DIRECTION
In the material below, count the lines with the word "title" and state that number only.

------------------------------------------------

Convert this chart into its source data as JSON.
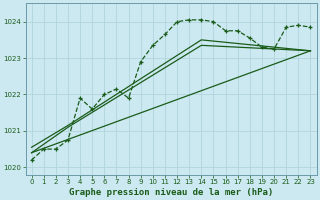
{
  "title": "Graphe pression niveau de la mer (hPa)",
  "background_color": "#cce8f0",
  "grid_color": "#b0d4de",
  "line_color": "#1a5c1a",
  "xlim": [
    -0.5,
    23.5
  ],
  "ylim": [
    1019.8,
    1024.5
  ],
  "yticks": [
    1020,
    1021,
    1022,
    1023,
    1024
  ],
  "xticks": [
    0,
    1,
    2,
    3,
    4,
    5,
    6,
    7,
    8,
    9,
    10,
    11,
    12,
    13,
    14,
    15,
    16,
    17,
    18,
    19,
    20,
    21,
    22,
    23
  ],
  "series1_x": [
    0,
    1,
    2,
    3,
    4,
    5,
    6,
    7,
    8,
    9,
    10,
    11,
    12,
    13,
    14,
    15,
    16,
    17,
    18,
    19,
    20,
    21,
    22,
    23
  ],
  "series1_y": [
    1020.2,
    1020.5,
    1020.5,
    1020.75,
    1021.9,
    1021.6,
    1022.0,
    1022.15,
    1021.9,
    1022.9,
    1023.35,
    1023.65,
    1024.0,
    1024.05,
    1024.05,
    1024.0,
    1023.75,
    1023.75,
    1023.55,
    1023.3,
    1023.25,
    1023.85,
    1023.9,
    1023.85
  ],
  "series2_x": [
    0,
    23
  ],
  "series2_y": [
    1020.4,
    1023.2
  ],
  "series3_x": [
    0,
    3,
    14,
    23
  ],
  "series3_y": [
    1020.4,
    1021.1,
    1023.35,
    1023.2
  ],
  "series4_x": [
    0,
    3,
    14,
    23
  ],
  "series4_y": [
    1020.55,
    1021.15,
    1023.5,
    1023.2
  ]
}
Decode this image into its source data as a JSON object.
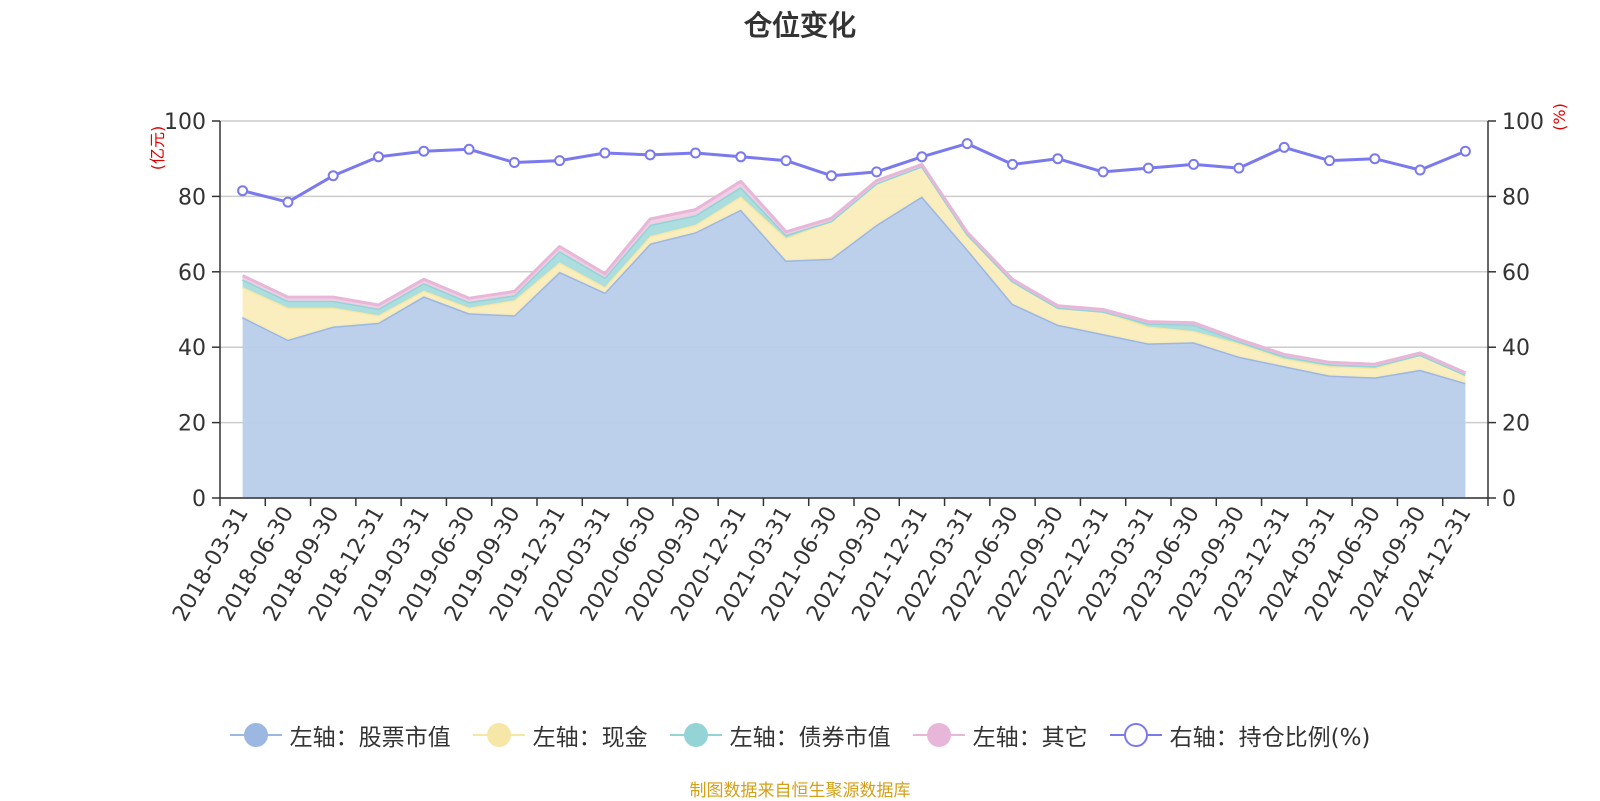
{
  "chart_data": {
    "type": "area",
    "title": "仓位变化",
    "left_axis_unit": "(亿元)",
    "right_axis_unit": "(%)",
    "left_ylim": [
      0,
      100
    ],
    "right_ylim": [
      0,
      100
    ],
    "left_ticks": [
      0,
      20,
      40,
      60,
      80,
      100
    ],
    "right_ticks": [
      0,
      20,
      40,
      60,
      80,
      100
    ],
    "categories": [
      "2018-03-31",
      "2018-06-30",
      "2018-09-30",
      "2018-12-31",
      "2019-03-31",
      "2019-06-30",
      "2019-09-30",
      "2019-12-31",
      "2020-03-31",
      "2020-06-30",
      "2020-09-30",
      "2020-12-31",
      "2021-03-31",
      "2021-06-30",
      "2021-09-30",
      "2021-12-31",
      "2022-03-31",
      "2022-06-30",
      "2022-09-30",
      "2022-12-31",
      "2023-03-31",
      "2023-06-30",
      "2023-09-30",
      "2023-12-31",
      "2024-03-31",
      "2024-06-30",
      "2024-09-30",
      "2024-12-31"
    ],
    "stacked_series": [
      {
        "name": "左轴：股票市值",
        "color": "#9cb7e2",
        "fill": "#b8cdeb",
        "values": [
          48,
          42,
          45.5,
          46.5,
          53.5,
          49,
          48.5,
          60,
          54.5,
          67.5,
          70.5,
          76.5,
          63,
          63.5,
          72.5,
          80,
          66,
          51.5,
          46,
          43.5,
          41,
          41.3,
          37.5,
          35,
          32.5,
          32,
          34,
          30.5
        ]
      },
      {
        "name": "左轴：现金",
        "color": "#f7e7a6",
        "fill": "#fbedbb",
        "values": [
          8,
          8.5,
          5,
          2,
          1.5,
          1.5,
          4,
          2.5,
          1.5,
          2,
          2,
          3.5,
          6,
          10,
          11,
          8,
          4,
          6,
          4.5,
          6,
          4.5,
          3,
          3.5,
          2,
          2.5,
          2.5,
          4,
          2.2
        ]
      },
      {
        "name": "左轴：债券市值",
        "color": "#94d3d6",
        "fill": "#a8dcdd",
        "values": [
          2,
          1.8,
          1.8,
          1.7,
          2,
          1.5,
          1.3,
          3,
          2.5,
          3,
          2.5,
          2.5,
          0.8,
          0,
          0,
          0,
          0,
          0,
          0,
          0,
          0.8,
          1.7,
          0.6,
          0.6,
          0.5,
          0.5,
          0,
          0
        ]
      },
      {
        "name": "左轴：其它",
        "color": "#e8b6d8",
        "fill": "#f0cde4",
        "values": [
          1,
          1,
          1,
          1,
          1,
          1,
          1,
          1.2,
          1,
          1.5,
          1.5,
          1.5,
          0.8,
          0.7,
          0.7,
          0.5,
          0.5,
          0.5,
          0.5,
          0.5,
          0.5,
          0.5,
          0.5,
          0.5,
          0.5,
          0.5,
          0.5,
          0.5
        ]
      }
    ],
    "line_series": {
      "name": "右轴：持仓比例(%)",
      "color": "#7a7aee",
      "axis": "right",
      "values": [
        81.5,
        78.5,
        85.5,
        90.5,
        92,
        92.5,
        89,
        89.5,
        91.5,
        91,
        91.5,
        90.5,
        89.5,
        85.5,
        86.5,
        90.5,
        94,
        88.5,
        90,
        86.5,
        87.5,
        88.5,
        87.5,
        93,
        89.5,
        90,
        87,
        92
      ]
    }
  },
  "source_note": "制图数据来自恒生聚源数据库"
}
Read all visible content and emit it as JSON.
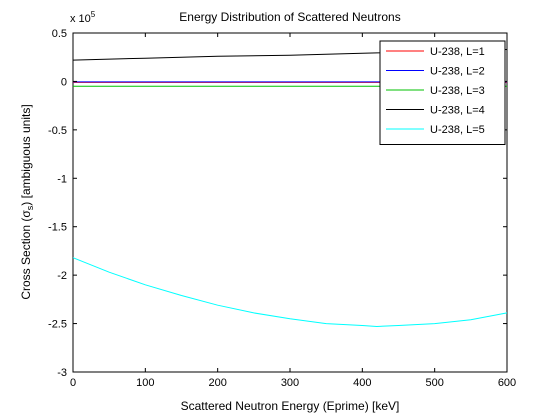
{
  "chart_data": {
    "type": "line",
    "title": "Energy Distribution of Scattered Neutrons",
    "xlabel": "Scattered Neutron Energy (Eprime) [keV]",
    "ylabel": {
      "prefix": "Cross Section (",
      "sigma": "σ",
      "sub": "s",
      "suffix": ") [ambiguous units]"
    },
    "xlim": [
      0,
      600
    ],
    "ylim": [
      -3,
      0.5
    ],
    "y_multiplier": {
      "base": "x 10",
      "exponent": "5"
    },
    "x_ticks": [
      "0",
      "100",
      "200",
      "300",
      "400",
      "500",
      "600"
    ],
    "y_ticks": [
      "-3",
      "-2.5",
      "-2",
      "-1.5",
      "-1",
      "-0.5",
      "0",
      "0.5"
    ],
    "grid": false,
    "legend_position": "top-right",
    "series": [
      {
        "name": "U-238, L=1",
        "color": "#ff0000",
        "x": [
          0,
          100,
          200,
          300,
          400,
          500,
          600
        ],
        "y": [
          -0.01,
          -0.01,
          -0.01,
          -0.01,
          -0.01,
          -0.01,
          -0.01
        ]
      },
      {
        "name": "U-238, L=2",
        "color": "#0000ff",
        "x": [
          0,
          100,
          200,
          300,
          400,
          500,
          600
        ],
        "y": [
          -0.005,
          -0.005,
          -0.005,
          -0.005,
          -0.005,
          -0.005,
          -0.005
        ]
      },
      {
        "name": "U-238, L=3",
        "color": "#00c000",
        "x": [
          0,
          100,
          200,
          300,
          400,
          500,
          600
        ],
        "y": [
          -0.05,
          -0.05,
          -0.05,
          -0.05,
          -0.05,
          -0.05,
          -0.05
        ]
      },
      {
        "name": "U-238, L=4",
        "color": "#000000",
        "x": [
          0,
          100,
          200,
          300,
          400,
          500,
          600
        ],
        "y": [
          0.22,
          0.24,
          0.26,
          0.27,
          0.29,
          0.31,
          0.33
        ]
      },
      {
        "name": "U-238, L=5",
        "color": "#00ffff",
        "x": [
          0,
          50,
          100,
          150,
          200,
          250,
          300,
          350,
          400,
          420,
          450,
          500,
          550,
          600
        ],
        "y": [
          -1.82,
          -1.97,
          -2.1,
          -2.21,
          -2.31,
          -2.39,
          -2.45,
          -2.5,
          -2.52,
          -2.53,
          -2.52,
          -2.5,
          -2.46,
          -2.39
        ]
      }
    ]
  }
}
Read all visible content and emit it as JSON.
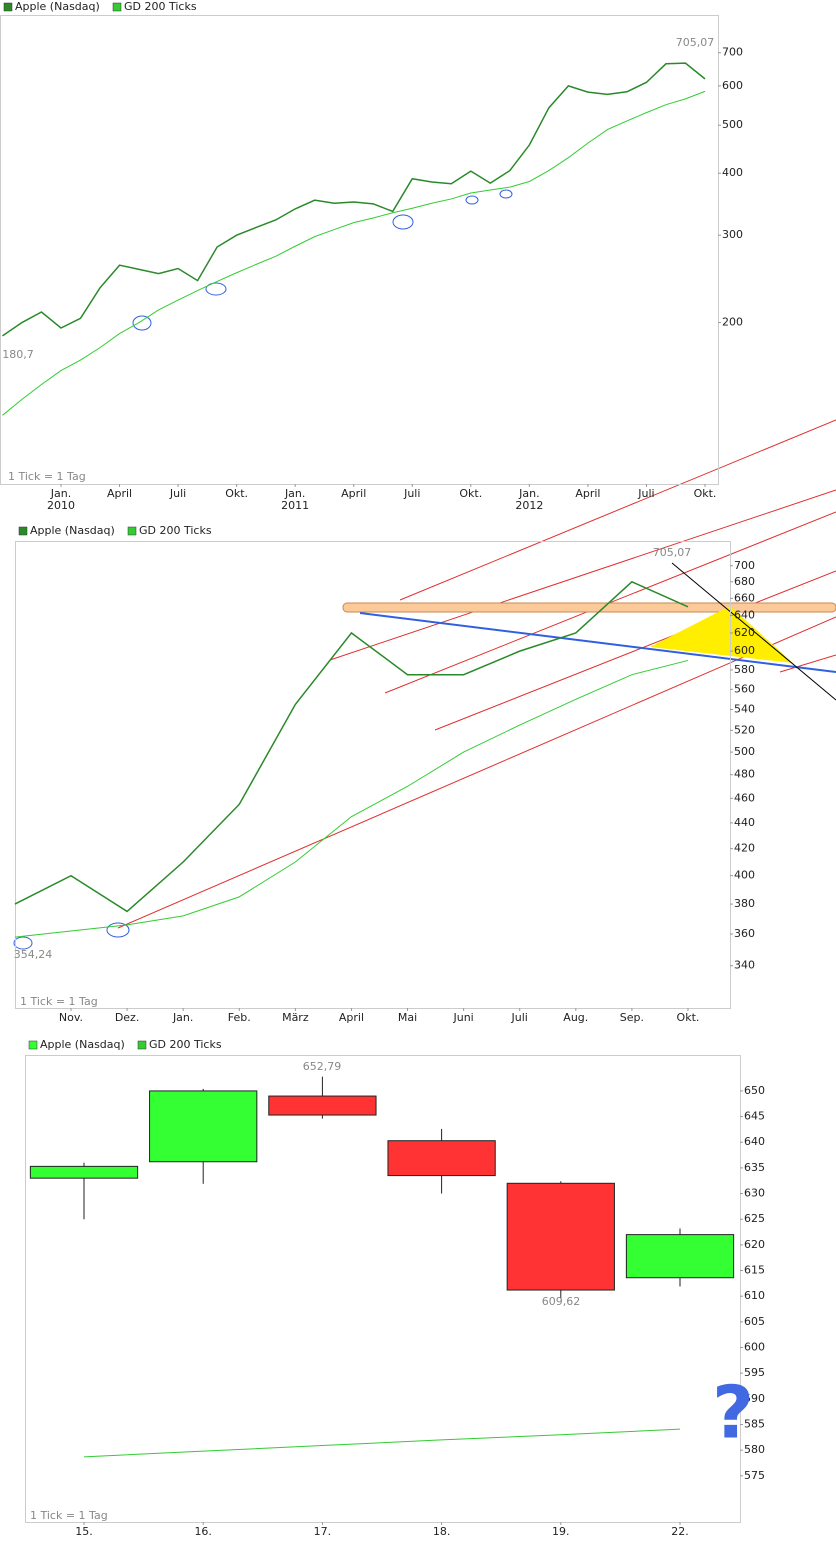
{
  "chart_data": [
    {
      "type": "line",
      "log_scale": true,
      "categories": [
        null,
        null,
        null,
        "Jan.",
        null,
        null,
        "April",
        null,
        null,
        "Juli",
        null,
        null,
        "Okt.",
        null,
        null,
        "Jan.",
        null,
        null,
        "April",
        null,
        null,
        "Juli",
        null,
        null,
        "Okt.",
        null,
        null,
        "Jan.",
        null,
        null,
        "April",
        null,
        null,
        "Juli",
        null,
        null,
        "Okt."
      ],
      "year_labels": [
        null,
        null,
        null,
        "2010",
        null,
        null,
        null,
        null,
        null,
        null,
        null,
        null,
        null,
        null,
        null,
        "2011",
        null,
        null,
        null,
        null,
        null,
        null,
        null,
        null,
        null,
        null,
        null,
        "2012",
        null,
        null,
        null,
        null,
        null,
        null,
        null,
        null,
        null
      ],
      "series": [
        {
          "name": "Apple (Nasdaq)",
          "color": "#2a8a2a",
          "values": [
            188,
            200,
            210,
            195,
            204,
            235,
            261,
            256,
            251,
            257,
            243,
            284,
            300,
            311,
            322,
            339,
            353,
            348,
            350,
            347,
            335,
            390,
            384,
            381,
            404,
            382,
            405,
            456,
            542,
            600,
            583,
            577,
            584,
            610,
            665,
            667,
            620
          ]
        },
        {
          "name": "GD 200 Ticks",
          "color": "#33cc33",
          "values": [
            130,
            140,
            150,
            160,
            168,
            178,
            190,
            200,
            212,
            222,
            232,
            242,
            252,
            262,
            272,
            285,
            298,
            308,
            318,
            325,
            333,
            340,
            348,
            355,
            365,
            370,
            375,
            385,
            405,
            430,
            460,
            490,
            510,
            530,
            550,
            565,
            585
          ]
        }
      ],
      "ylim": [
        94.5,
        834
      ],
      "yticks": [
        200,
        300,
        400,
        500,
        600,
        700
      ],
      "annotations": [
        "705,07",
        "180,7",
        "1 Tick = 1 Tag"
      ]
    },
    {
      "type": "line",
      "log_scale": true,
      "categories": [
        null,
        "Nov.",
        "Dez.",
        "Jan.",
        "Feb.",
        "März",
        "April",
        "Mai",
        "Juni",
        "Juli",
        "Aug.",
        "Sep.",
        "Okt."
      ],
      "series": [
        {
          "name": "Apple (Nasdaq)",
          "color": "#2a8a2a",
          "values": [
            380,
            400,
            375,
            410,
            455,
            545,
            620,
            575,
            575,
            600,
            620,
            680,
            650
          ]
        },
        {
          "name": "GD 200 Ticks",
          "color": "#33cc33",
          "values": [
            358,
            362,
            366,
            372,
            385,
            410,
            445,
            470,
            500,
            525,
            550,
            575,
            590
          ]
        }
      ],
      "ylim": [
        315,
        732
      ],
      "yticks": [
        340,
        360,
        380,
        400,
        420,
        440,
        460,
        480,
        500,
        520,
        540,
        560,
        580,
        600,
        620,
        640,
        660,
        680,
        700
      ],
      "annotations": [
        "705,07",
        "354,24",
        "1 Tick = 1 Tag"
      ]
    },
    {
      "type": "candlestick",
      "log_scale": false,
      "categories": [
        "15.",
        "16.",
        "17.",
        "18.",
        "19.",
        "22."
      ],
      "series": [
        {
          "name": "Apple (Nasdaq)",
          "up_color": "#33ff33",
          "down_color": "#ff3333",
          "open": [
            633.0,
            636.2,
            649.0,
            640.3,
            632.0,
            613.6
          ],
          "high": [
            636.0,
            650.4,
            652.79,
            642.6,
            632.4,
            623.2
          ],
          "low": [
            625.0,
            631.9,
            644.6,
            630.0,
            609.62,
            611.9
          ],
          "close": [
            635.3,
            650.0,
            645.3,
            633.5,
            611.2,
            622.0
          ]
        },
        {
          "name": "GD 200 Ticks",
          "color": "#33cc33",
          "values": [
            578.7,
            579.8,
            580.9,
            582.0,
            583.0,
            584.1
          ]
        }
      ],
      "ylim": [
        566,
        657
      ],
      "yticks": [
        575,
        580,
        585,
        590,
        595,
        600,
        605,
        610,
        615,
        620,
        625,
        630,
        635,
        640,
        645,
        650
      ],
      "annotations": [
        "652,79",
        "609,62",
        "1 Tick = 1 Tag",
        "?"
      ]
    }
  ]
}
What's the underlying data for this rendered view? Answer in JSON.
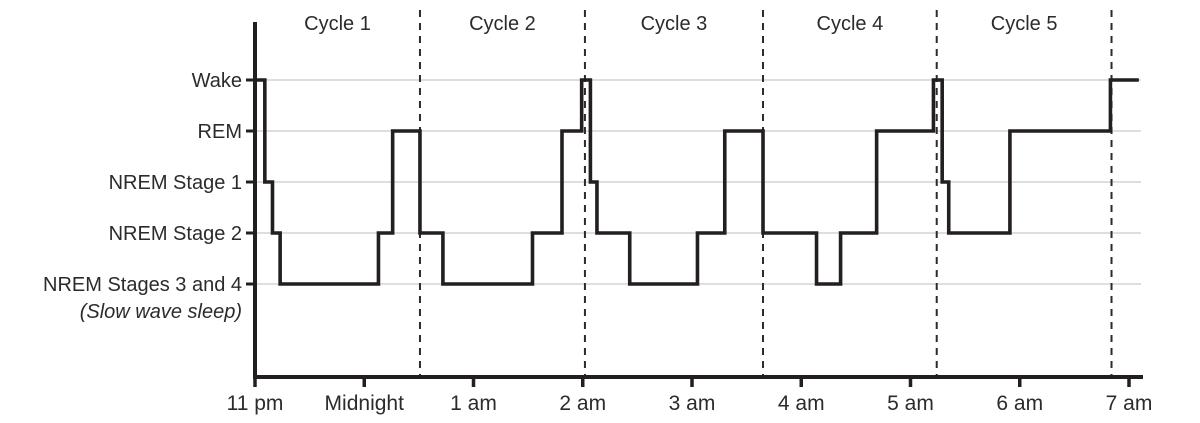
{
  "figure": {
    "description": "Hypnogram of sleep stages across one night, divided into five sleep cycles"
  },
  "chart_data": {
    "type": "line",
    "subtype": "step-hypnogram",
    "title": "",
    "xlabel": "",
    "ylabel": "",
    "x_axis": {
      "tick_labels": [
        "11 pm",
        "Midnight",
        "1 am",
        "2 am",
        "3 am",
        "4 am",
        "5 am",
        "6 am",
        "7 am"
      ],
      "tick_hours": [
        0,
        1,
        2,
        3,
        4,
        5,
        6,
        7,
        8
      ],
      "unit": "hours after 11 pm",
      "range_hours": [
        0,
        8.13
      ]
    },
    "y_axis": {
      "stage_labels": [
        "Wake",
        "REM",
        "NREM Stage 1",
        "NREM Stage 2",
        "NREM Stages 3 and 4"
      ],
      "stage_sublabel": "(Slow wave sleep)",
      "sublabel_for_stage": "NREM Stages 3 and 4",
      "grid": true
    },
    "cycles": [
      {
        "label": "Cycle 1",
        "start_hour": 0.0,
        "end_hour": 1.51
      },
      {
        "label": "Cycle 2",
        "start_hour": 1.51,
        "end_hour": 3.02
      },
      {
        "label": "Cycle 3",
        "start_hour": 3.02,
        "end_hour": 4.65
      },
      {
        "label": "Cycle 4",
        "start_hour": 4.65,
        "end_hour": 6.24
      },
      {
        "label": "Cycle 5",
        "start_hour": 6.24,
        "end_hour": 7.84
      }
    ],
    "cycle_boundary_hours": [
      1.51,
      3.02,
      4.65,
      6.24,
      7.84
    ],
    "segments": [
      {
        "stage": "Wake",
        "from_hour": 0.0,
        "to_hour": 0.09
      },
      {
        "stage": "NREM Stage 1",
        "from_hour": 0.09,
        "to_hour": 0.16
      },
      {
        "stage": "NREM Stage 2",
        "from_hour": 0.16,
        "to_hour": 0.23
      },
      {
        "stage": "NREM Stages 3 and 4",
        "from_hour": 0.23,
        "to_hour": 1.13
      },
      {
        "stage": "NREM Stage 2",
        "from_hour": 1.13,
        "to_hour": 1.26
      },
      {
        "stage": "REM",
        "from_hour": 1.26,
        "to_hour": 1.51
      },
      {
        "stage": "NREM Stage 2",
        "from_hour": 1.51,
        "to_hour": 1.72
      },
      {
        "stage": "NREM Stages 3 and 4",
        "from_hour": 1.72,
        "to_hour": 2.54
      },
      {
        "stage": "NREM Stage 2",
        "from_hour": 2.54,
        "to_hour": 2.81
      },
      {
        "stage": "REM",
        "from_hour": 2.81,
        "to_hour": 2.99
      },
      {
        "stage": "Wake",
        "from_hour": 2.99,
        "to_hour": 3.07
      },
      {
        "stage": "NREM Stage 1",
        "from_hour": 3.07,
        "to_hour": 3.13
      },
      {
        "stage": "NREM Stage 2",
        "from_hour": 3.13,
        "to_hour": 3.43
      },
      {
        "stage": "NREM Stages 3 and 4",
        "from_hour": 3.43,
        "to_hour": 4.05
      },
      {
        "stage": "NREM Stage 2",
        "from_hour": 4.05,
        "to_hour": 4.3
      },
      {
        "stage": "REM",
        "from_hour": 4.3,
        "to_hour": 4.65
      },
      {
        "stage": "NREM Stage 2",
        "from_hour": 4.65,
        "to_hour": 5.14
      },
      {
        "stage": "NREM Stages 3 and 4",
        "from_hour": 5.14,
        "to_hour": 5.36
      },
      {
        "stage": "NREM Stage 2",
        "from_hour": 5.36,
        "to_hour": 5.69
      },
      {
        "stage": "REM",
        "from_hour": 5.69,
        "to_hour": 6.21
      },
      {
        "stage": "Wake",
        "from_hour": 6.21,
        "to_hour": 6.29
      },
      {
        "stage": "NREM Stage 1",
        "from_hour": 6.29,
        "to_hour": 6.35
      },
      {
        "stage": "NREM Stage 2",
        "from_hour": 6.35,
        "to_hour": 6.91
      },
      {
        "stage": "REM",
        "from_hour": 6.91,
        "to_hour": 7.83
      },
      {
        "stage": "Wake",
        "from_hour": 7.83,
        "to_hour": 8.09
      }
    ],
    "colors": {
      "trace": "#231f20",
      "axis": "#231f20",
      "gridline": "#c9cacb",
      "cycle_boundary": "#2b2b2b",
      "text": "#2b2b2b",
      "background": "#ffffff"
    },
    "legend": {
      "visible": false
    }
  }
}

------------------------------------------------

RESPONSE TO THIS TASK
4